[Record excerpts start]
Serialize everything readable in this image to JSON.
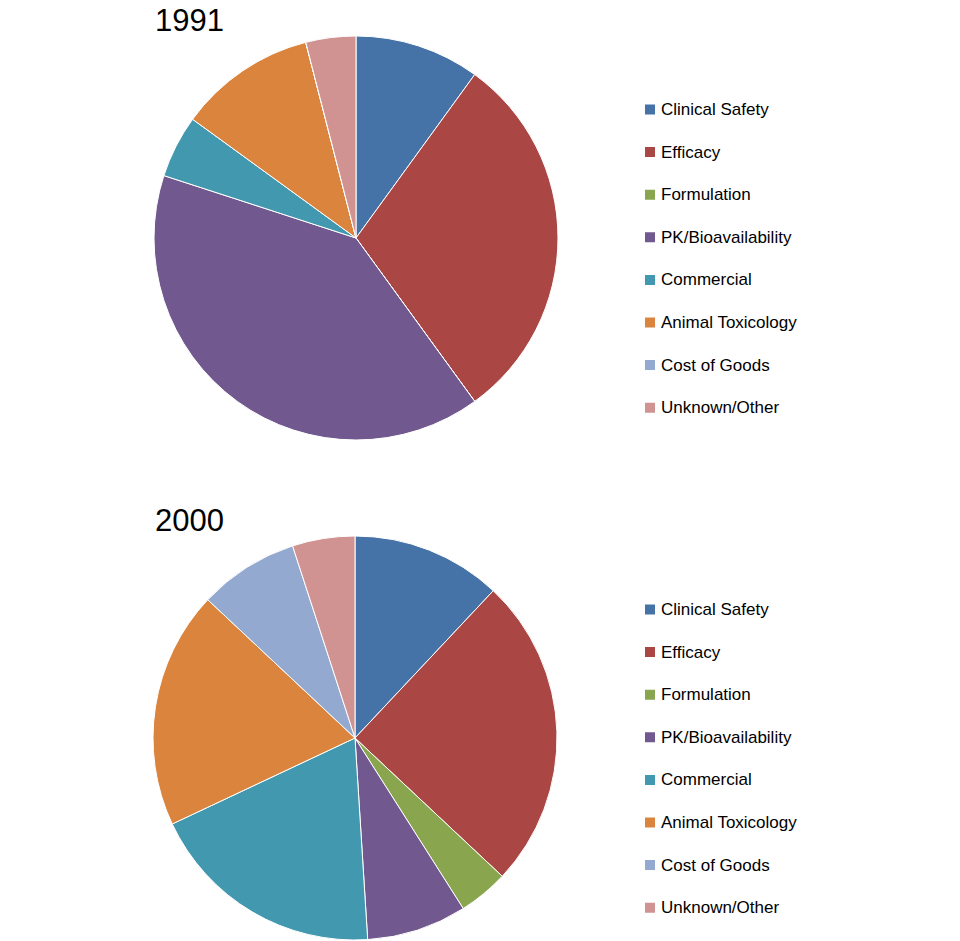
{
  "chart_data": [
    {
      "type": "pie",
      "title": "1991",
      "categories": [
        "Clinical Safety",
        "Efficacy",
        "Formulation",
        "PK/Bioavailability",
        "Commercial",
        "Animal Toxicology",
        "Cost of Goods",
        "Unknown/Other"
      ],
      "values": [
        10,
        30,
        0,
        40,
        5,
        11,
        0,
        4
      ],
      "colors": [
        "#4572a7",
        "#aa4643",
        "#89a54e",
        "#71588f",
        "#4198af",
        "#db843d",
        "#93a9cf",
        "#d19392"
      ],
      "legend": "right"
    },
    {
      "type": "pie",
      "title": "2000",
      "categories": [
        "Clinical Safety",
        "Efficacy",
        "Formulation",
        "PK/Bioavailability",
        "Commercial",
        "Animal Toxicology",
        "Cost of Goods",
        "Unknown/Other"
      ],
      "values": [
        12,
        25,
        4,
        8,
        19,
        19,
        8,
        5
      ],
      "colors": [
        "#4572a7",
        "#aa4643",
        "#89a54e",
        "#71588f",
        "#4198af",
        "#db843d",
        "#93a9cf",
        "#d19392"
      ],
      "legend": "right"
    }
  ]
}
[Record excerpts end]
Exercise brief:
Reproduce every line precisely as given, omitting all pictures.

Problem solution:
Serialize everything readable in this image to JSON.
{
  "chart_data": [
    {
      "type": "pie",
      "title": "1991",
      "categories": [
        "Clinical Safety",
        "Efficacy",
        "Formulation",
        "PK/Bioavailability",
        "Commercial",
        "Animal Toxicology",
        "Cost of Goods",
        "Unknown/Other"
      ],
      "values": [
        10,
        30,
        0,
        40,
        5,
        11,
        0,
        4
      ],
      "colors": [
        "#4572a7",
        "#aa4643",
        "#89a54e",
        "#71588f",
        "#4198af",
        "#db843d",
        "#93a9cf",
        "#d19392"
      ],
      "legend": "right"
    },
    {
      "type": "pie",
      "title": "2000",
      "categories": [
        "Clinical Safety",
        "Efficacy",
        "Formulation",
        "PK/Bioavailability",
        "Commercial",
        "Animal Toxicology",
        "Cost of Goods",
        "Unknown/Other"
      ],
      "values": [
        12,
        25,
        4,
        8,
        19,
        19,
        8,
        5
      ],
      "colors": [
        "#4572a7",
        "#aa4643",
        "#89a54e",
        "#71588f",
        "#4198af",
        "#db843d",
        "#93a9cf",
        "#d19392"
      ],
      "legend": "right"
    }
  ]
}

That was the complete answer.